Record list start

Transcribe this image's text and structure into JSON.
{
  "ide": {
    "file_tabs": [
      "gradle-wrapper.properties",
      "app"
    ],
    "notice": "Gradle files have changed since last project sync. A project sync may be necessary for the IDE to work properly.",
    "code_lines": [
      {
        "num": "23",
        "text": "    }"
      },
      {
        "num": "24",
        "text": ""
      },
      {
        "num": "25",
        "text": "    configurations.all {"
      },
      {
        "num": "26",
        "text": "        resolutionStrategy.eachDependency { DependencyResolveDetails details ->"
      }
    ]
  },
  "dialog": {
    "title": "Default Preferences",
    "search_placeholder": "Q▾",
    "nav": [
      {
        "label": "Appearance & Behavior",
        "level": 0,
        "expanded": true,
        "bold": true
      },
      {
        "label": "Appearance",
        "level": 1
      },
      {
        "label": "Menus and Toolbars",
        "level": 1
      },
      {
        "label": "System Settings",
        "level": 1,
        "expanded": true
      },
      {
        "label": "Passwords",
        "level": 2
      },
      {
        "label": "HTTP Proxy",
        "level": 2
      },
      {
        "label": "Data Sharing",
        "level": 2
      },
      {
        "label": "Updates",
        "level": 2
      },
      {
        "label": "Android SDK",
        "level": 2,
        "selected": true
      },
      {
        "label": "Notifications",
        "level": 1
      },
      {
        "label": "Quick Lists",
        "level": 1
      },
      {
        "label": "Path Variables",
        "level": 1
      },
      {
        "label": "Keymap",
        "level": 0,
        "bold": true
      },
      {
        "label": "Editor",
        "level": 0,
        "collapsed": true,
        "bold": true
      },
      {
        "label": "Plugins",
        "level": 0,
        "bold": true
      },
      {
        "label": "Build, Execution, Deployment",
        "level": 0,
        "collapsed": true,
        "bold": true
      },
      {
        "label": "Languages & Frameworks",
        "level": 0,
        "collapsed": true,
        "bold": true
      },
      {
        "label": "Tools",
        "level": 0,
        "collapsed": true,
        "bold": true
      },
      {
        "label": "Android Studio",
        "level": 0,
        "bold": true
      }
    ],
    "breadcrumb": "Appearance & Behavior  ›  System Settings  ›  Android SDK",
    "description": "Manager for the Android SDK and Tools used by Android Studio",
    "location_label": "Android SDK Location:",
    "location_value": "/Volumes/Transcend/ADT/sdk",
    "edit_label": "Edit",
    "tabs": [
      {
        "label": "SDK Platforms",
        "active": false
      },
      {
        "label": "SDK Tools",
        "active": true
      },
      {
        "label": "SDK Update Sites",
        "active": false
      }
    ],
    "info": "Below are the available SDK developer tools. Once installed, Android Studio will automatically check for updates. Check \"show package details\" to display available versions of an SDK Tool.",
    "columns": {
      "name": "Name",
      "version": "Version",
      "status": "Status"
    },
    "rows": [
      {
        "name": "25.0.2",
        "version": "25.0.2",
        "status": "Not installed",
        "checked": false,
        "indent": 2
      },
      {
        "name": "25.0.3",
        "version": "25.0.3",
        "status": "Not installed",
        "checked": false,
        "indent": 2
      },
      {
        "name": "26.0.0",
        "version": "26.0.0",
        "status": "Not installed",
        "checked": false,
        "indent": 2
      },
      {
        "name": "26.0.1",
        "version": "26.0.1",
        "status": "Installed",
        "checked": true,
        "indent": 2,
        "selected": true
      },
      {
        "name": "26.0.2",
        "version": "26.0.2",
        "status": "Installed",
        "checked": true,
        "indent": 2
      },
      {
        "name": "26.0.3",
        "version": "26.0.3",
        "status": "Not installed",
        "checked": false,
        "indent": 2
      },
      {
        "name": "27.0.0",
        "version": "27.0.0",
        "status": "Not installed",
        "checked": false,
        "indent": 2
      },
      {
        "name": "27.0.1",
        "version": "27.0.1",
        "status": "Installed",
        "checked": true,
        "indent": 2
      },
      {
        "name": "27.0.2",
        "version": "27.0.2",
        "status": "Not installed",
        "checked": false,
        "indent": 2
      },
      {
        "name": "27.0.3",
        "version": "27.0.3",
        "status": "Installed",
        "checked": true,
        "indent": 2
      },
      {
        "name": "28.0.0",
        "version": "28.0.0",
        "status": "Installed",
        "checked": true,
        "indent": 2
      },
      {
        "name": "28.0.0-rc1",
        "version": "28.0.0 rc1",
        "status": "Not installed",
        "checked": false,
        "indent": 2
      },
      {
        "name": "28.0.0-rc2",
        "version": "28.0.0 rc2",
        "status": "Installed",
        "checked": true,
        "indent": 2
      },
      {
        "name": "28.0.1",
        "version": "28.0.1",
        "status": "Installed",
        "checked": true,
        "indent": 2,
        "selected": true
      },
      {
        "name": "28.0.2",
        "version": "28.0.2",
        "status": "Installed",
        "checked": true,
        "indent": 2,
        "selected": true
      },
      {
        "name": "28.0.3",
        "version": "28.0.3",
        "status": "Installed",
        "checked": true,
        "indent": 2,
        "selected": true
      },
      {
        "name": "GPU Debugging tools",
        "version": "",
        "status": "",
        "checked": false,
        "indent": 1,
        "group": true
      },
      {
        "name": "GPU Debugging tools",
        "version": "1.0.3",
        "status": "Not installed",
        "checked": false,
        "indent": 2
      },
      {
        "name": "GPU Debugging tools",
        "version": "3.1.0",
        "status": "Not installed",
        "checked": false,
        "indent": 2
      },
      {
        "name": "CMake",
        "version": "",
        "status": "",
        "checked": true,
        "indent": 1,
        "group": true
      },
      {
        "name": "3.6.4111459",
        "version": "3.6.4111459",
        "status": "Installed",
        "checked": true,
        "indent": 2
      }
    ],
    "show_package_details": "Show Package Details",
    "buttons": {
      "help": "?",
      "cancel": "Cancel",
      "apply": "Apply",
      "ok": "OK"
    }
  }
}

Record list end

Output the complete data exactly as written.

Task solution
Transcribe this image's text and structure into JSON.
{
  "ide": {
    "file_tabs": [
      "gradle-wrapper.properties",
      "app"
    ],
    "notice": "Gradle files have changed since last project sync. A project sync may be necessary for the IDE to work properly.",
    "code_lines": [
      {
        "num": "23",
        "text": "    }"
      },
      {
        "num": "24",
        "text": ""
      },
      {
        "num": "25",
        "text": "    configurations.all {"
      },
      {
        "num": "26",
        "text": "        resolutionStrategy.eachDependency { DependencyResolveDetails details ->"
      }
    ]
  },
  "dialog": {
    "title": "Default Preferences",
    "search_placeholder": "Q▾",
    "nav": [
      {
        "label": "Appearance & Behavior",
        "level": 0,
        "expanded": true,
        "bold": true
      },
      {
        "label": "Appearance",
        "level": 1
      },
      {
        "label": "Menus and Toolbars",
        "level": 1
      },
      {
        "label": "System Settings",
        "level": 1,
        "expanded": true
      },
      {
        "label": "Passwords",
        "level": 2
      },
      {
        "label": "HTTP Proxy",
        "level": 2
      },
      {
        "label": "Data Sharing",
        "level": 2
      },
      {
        "label": "Updates",
        "level": 2
      },
      {
        "label": "Android SDK",
        "level": 2,
        "selected": true
      },
      {
        "label": "Notifications",
        "level": 1
      },
      {
        "label": "Quick Lists",
        "level": 1
      },
      {
        "label": "Path Variables",
        "level": 1
      },
      {
        "label": "Keymap",
        "level": 0,
        "bold": true
      },
      {
        "label": "Editor",
        "level": 0,
        "collapsed": true,
        "bold": true
      },
      {
        "label": "Plugins",
        "level": 0,
        "bold": true
      },
      {
        "label": "Build, Execution, Deployment",
        "level": 0,
        "collapsed": true,
        "bold": true
      },
      {
        "label": "Languages & Frameworks",
        "level": 0,
        "collapsed": true,
        "bold": true
      },
      {
        "label": "Tools",
        "level": 0,
        "collapsed": true,
        "bold": true
      },
      {
        "label": "Android Studio",
        "level": 0,
        "bold": true
      }
    ],
    "breadcrumb": "Appearance & Behavior  ›  System Settings  ›  Android SDK",
    "description": "Manager for the Android SDK and Tools used by Android Studio",
    "location_label": "Android SDK Location:",
    "location_value": "/Volumes/Transcend/ADT/sdk",
    "edit_label": "Edit",
    "tabs": [
      {
        "label": "SDK Platforms",
        "active": false
      },
      {
        "label": "SDK Tools",
        "active": true
      },
      {
        "label": "SDK Update Sites",
        "active": false
      }
    ],
    "info": "Below are the available SDK developer tools. Once installed, Android Studio will automatically check for updates. Check \"show package details\" to display available versions of an SDK Tool.",
    "columns": {
      "name": "Name",
      "version": "Version",
      "status": "Status"
    },
    "rows": [
      {
        "name": "25.0.2",
        "version": "25.0.2",
        "status": "Not installed",
        "checked": false,
        "indent": 2
      },
      {
        "name": "25.0.3",
        "version": "25.0.3",
        "status": "Not installed",
        "checked": false,
        "indent": 2
      },
      {
        "name": "26.0.0",
        "version": "26.0.0",
        "status": "Not installed",
        "checked": false,
        "indent": 2
      },
      {
        "name": "26.0.1",
        "version": "26.0.1",
        "status": "Installed",
        "checked": true,
        "indent": 2,
        "selected": true
      },
      {
        "name": "26.0.2",
        "version": "26.0.2",
        "status": "Installed",
        "checked": true,
        "indent": 2
      },
      {
        "name": "26.0.3",
        "version": "26.0.3",
        "status": "Not installed",
        "checked": false,
        "indent": 2
      },
      {
        "name": "27.0.0",
        "version": "27.0.0",
        "status": "Not installed",
        "checked": false,
        "indent": 2
      },
      {
        "name": "27.0.1",
        "version": "27.0.1",
        "status": "Installed",
        "checked": true,
        "indent": 2
      },
      {
        "name": "27.0.2",
        "version": "27.0.2",
        "status": "Not installed",
        "checked": false,
        "indent": 2
      },
      {
        "name": "27.0.3",
        "version": "27.0.3",
        "status": "Installed",
        "checked": true,
        "indent": 2
      },
      {
        "name": "28.0.0",
        "version": "28.0.0",
        "status": "Installed",
        "checked": true,
        "indent": 2
      },
      {
        "name": "28.0.0-rc1",
        "version": "28.0.0 rc1",
        "status": "Not installed",
        "checked": false,
        "indent": 2
      },
      {
        "name": "28.0.0-rc2",
        "version": "28.0.0 rc2",
        "status": "Installed",
        "checked": true,
        "indent": 2
      },
      {
        "name": "28.0.1",
        "version": "28.0.1",
        "status": "Installed",
        "checked": true,
        "indent": 2,
        "selected": true
      },
      {
        "name": "28.0.2",
        "version": "28.0.2",
        "status": "Installed",
        "checked": true,
        "indent": 2,
        "selected": true
      },
      {
        "name": "28.0.3",
        "version": "28.0.3",
        "status": "Installed",
        "checked": true,
        "indent": 2,
        "selected": true
      },
      {
        "name": "GPU Debugging tools",
        "version": "",
        "status": "",
        "checked": false,
        "indent": 1,
        "group": true
      },
      {
        "name": "GPU Debugging tools",
        "version": "1.0.3",
        "status": "Not installed",
        "checked": false,
        "indent": 2
      },
      {
        "name": "GPU Debugging tools",
        "version": "3.1.0",
        "status": "Not installed",
        "checked": false,
        "indent": 2
      },
      {
        "name": "CMake",
        "version": "",
        "status": "",
        "checked": true,
        "indent": 1,
        "group": true
      },
      {
        "name": "3.6.4111459",
        "version": "3.6.4111459",
        "status": "Installed",
        "checked": true,
        "indent": 2
      }
    ],
    "show_package_details": "Show Package Details",
    "buttons": {
      "help": "?",
      "cancel": "Cancel",
      "apply": "Apply",
      "ok": "OK"
    }
  }
}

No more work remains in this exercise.